WHAT YOU HAVE TO DO: Please repeat each of the following lines word for word, keeping them in the same order.

Start

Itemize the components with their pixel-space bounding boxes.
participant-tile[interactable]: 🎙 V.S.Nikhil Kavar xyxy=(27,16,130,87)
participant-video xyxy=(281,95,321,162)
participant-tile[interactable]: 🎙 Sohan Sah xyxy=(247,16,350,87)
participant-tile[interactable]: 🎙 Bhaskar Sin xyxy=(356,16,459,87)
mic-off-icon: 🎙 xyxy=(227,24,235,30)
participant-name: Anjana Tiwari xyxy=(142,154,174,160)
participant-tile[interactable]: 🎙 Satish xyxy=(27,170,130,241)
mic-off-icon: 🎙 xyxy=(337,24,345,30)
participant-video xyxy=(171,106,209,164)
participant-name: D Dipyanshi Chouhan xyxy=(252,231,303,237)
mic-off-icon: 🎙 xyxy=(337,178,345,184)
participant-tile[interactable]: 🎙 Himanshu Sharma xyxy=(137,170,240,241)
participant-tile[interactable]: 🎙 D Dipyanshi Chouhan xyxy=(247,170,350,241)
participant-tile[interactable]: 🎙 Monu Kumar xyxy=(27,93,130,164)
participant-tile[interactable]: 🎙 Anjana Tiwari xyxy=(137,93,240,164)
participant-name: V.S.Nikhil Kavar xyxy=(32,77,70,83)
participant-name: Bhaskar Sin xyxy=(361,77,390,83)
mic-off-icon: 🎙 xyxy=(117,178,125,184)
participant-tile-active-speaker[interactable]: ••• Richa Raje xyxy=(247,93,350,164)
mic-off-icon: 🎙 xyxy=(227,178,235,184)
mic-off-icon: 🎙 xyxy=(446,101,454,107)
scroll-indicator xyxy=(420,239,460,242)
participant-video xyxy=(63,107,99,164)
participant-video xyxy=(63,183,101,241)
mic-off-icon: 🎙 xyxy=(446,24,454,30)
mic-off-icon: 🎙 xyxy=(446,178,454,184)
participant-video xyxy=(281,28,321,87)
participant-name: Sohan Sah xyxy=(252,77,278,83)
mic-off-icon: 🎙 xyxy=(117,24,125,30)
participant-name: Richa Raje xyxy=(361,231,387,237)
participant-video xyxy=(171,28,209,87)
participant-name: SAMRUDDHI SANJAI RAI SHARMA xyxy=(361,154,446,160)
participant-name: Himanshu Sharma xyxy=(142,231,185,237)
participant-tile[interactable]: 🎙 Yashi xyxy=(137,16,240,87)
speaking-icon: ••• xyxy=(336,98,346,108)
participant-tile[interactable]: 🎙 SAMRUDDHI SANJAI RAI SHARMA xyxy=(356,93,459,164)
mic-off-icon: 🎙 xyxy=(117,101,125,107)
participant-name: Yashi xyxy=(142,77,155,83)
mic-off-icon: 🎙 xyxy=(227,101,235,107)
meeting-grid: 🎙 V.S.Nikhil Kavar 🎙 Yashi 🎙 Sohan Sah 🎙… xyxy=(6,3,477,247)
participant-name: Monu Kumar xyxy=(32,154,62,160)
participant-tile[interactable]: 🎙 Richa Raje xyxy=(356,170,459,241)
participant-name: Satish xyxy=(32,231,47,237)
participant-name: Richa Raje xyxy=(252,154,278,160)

End

ANSWER TO THIS EXERCISE:
Itemize the components with their pixel-space bounding boxes.
participant-tile[interactable]: 🎙 V.S.Nikhil Kavar xyxy=(27,16,130,87)
participant-video xyxy=(281,95,321,162)
participant-tile[interactable]: 🎙 Sohan Sah xyxy=(247,16,350,87)
participant-tile[interactable]: 🎙 Bhaskar Sin xyxy=(356,16,459,87)
mic-off-icon: 🎙 xyxy=(227,24,235,30)
participant-name: Anjana Tiwari xyxy=(142,154,174,160)
participant-tile[interactable]: 🎙 Satish xyxy=(27,170,130,241)
mic-off-icon: 🎙 xyxy=(337,24,345,30)
participant-video xyxy=(171,106,209,164)
participant-name: D Dipyanshi Chouhan xyxy=(252,231,303,237)
mic-off-icon: 🎙 xyxy=(337,178,345,184)
participant-tile[interactable]: 🎙 Himanshu Sharma xyxy=(137,170,240,241)
participant-tile[interactable]: 🎙 D Dipyanshi Chouhan xyxy=(247,170,350,241)
participant-tile[interactable]: 🎙 Monu Kumar xyxy=(27,93,130,164)
participant-tile[interactable]: 🎙 Anjana Tiwari xyxy=(137,93,240,164)
participant-name: V.S.Nikhil Kavar xyxy=(32,77,70,83)
participant-name: Bhaskar Sin xyxy=(361,77,390,83)
mic-off-icon: 🎙 xyxy=(117,178,125,184)
participant-tile-active-speaker[interactable]: ••• Richa Raje xyxy=(247,93,350,164)
mic-off-icon: 🎙 xyxy=(227,178,235,184)
mic-off-icon: 🎙 xyxy=(446,101,454,107)
scroll-indicator xyxy=(420,239,460,242)
participant-video xyxy=(63,107,99,164)
participant-video xyxy=(63,183,101,241)
mic-off-icon: 🎙 xyxy=(446,24,454,30)
mic-off-icon: 🎙 xyxy=(446,178,454,184)
participant-video xyxy=(281,28,321,87)
participant-name: Sohan Sah xyxy=(252,77,278,83)
mic-off-icon: 🎙 xyxy=(117,24,125,30)
participant-name: Richa Raje xyxy=(361,231,387,237)
participant-video xyxy=(171,28,209,87)
participant-name: SAMRUDDHI SANJAI RAI SHARMA xyxy=(361,154,446,160)
participant-name: Himanshu Sharma xyxy=(142,231,185,237)
participant-tile[interactable]: 🎙 Yashi xyxy=(137,16,240,87)
speaking-icon: ••• xyxy=(336,98,346,108)
participant-tile[interactable]: 🎙 SAMRUDDHI SANJAI RAI SHARMA xyxy=(356,93,459,164)
mic-off-icon: 🎙 xyxy=(117,101,125,107)
participant-name: Yashi xyxy=(142,77,155,83)
mic-off-icon: 🎙 xyxy=(227,101,235,107)
meeting-grid: 🎙 V.S.Nikhil Kavar 🎙 Yashi 🎙 Sohan Sah 🎙… xyxy=(6,3,477,247)
participant-name: Monu Kumar xyxy=(32,154,62,160)
participant-tile[interactable]: 🎙 Richa Raje xyxy=(356,170,459,241)
participant-name: Satish xyxy=(32,231,47,237)
participant-name: Richa Raje xyxy=(252,154,278,160)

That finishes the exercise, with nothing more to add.